◆ TASK 1 ◆
Copy the robot kinematics passage from "Forward kinematics#" up to and including "and computationally inexpensive.".
◆ TASK 2 ◆
Answer these questions from the robot kinematics passage:
(a) How does base motion arise in a legged robot?
(b) What does MJCF stand for?
(c) What does forward kinematics map joint configurations to?

◆ SUPPLIED PASSAGE ◆
Floating-base systems and underactuation#

A key distinction for legged and mobile robots: the base is an unactuated degree of freedom. Unlike a fixed-base manipulator where every DoF has a dedicated motor, a legged robot cannot directly command its base position or orientation. Base motion arises indirectly through contact forces at the feet.

This has immediate consequences for learning. The policy must reason about contact implicitly or explicitly. State estimation (Week 2) is necessary because base pose is not directly sensed with a rigid reference. Reward functions that penalize base motion must account for the fact that the robot cannot directly minimize it — it can only do so by learning the right contact strategy. This distinction between actuated joints and unactuated base is one of the most important conceptual boundaries between manipulation and locomotion RL.

Computational representation#

In practice, robot kinematics are specified in URDF (Unified Robot Description Format) or MJCF (MuJoCo XML) files. These formats encode the kinematic tree (parent-child joint hierarchy), joint types, limits, and axes, along with link masses, inertias, and collision geometry. When you load a robot in IsaacLab, MuJoCo, or PyBullet, you are instantiating this kinematic tree. Understanding the structure of these files makes it far easier to debug simulation errors, set up reward functions, and implement custom controllers.

Forward kinematics#

Forward kinematics (FK) maps joint configurations to end-effector pose: $f(q) \rightarrow T_{ee} \in SE(3)$ . Given $q$ , there is exactly one end-effector pose — FK is always well-defined and computationally inexpensive.

◆ DATASET ENTRIES ◆
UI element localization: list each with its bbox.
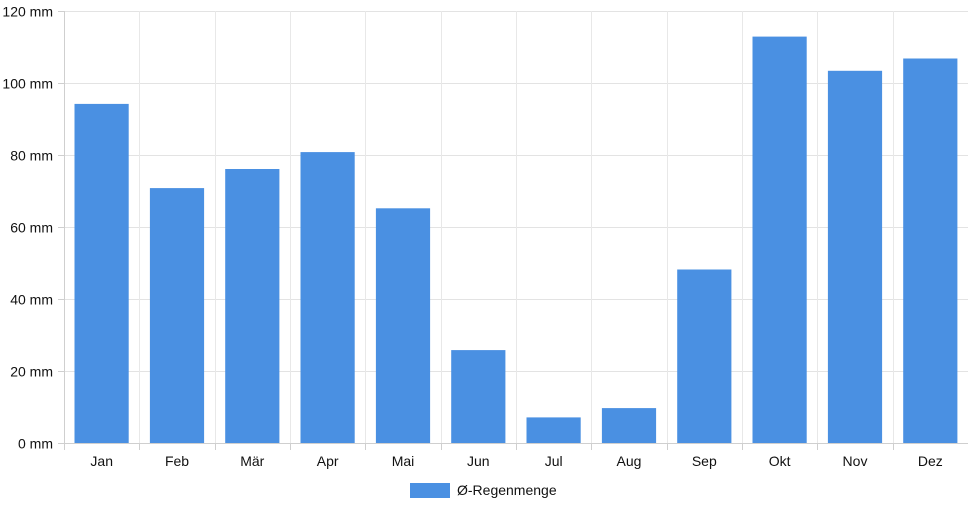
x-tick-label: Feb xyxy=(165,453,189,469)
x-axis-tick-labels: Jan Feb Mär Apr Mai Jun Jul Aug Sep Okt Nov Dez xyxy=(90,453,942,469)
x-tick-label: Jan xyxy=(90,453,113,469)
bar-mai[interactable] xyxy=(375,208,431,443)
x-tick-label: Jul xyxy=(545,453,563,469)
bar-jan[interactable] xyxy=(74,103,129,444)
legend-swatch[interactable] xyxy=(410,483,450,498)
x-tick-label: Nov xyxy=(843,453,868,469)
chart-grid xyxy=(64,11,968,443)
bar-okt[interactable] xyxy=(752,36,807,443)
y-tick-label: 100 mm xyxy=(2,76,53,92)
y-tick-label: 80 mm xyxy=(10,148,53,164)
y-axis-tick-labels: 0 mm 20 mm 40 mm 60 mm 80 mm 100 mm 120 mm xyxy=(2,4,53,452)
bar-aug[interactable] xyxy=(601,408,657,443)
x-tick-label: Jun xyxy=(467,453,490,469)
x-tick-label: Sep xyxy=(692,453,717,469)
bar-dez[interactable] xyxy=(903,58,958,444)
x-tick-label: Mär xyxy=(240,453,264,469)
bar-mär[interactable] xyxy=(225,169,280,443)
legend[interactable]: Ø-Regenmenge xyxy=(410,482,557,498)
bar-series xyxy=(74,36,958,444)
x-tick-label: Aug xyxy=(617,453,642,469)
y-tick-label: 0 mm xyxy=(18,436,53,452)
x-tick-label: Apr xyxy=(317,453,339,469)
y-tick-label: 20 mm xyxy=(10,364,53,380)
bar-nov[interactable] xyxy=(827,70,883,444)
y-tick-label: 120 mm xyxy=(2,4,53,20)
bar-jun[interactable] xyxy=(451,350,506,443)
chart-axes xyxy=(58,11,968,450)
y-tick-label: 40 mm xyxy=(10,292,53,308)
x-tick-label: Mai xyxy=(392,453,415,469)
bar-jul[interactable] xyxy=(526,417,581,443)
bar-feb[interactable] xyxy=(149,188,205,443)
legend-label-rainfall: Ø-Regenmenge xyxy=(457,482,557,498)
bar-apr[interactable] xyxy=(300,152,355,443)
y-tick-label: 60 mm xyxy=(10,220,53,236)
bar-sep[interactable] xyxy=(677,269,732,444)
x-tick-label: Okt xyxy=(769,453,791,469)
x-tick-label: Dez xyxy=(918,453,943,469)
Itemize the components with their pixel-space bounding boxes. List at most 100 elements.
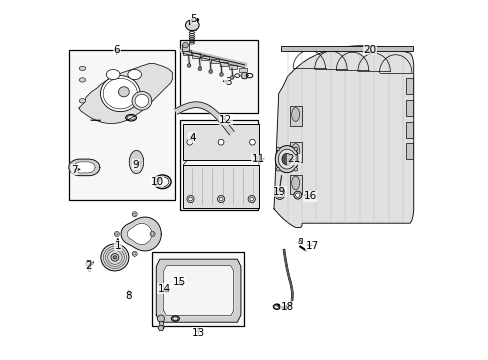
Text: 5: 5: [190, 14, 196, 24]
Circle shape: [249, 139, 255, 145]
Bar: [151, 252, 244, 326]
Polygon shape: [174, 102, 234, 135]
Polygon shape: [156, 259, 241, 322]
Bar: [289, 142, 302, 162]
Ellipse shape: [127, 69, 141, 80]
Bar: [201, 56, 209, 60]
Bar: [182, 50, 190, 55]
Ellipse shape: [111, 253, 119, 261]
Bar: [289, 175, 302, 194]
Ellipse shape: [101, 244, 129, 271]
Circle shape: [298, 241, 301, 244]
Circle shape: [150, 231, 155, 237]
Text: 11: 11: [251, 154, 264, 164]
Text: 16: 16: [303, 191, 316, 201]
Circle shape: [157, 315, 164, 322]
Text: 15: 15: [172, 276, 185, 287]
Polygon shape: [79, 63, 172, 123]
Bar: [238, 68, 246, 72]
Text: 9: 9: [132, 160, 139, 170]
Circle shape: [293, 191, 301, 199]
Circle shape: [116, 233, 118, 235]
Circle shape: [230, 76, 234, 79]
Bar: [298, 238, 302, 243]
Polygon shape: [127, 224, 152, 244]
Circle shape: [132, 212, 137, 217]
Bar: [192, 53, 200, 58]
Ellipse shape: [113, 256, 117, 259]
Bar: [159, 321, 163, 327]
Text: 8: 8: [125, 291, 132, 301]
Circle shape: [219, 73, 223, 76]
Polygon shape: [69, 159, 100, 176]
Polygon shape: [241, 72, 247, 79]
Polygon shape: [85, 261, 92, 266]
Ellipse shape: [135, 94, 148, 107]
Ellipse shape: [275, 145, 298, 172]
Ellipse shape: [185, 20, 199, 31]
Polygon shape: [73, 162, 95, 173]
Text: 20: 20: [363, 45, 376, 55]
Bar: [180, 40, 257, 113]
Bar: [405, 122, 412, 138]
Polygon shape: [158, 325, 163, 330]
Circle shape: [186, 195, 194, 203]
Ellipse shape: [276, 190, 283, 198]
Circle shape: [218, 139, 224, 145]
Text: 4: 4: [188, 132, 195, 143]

◆ EXERCISE OUTPUT 1 ◆
Forward kinematics#

Forward kinematics (FK) maps joint configurations to end-effector pose: $f(q) \rightarrow T_{ee} \in SE(3)$ . Given $q$ , there is exactly one end-effector pose — FK is always well-defined and computationally inexpensive.

◆ EXERCISE OUTPUT 2 ◆
(a) It arises indirectly through contact forces at the feet.
(b) MuJoCo XML.
(c) End-effector pose.